====== Input material

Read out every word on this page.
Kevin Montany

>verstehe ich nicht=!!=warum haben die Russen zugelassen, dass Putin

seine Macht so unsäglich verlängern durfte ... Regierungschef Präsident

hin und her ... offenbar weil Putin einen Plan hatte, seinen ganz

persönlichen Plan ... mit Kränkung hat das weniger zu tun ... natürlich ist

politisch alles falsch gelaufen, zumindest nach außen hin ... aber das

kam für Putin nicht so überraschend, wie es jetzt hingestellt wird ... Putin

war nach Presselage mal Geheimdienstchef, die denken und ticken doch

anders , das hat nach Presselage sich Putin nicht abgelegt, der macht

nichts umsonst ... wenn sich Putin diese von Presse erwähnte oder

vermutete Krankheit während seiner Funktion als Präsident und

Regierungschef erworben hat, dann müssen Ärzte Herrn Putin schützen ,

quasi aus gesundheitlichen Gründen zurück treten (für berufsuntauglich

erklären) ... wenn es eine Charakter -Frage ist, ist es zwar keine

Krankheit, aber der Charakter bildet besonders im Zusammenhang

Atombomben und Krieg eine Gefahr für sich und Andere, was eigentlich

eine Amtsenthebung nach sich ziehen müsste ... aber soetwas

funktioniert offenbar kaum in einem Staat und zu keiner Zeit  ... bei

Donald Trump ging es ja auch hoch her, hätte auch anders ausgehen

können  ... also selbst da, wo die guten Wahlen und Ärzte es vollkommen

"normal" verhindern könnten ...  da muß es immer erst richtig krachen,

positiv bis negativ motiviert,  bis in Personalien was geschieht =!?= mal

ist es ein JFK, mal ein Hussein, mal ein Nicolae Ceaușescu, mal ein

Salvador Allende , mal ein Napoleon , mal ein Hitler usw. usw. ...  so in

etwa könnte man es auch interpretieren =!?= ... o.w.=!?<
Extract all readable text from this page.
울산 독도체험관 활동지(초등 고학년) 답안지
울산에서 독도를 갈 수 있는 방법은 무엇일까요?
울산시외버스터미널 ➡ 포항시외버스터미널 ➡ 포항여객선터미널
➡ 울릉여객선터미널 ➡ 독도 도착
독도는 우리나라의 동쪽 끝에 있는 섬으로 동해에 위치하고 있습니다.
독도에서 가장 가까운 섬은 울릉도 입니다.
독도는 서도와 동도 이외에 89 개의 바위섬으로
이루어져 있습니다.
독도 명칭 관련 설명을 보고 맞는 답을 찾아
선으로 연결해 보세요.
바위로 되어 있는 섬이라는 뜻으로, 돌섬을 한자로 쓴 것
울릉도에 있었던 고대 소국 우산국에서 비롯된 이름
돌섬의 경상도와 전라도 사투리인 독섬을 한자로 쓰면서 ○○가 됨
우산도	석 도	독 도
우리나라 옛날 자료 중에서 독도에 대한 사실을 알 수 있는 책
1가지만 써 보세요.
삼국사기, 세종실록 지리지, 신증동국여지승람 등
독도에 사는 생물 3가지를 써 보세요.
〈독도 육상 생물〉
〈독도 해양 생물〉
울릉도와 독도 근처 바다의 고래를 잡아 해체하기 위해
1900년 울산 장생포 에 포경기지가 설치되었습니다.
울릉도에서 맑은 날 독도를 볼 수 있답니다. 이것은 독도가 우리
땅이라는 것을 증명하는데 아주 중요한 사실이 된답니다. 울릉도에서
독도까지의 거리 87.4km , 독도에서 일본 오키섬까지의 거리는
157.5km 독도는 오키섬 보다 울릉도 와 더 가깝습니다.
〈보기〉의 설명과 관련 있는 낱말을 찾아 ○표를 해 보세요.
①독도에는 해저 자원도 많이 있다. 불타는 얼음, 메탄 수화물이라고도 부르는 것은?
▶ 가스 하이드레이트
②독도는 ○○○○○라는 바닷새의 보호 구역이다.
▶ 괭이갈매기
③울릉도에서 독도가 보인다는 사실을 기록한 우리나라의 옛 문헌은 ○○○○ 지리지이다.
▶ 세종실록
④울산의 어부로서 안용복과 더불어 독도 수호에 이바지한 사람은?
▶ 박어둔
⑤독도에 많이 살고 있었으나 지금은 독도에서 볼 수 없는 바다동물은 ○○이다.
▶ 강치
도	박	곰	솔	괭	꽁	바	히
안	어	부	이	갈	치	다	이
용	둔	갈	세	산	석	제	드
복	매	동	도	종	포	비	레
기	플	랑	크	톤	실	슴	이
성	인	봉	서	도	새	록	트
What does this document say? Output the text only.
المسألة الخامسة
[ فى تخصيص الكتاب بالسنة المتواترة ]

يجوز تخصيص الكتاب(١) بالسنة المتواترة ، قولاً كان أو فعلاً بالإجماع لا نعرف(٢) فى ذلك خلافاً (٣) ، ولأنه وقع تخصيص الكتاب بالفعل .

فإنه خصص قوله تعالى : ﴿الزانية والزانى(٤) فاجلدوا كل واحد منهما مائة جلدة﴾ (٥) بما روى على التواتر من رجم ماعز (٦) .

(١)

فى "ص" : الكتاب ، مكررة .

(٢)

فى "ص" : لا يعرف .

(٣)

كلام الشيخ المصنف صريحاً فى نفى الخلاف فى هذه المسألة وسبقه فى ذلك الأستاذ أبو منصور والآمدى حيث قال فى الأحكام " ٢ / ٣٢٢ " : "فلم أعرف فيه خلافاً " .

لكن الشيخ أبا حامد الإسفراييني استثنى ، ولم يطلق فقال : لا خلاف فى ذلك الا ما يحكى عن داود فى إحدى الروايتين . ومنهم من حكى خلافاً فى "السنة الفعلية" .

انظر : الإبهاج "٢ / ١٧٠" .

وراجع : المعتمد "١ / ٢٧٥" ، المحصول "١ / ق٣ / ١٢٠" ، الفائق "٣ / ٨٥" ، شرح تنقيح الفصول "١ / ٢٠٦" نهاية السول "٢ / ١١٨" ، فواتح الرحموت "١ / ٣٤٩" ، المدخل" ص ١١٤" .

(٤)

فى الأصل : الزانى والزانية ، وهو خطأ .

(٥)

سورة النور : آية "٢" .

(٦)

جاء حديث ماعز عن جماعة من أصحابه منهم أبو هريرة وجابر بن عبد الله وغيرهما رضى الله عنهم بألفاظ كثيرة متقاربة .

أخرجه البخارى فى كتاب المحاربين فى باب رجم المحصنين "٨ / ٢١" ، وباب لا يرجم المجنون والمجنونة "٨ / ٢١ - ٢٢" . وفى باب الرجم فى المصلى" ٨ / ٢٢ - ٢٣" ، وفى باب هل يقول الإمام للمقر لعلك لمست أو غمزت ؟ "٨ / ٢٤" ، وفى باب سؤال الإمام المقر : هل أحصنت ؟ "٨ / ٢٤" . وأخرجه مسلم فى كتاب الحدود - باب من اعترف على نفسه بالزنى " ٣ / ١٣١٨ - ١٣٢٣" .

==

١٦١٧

============

| Task to carry out |
Search the data above for lines holding "تخصيص" and copy each of them.

| Response |
[ فى تخصيص الكتاب بالسنة المتواترة ]
يجوز تخصيص الكتاب(١) بالسنة المتواترة ، قولاً كان أو فعلاً بالإجماع لا نعرف(٢) فى ذلك خلافاً (٣) ، ولأنه وقع تخصيص الكتاب بالفعل .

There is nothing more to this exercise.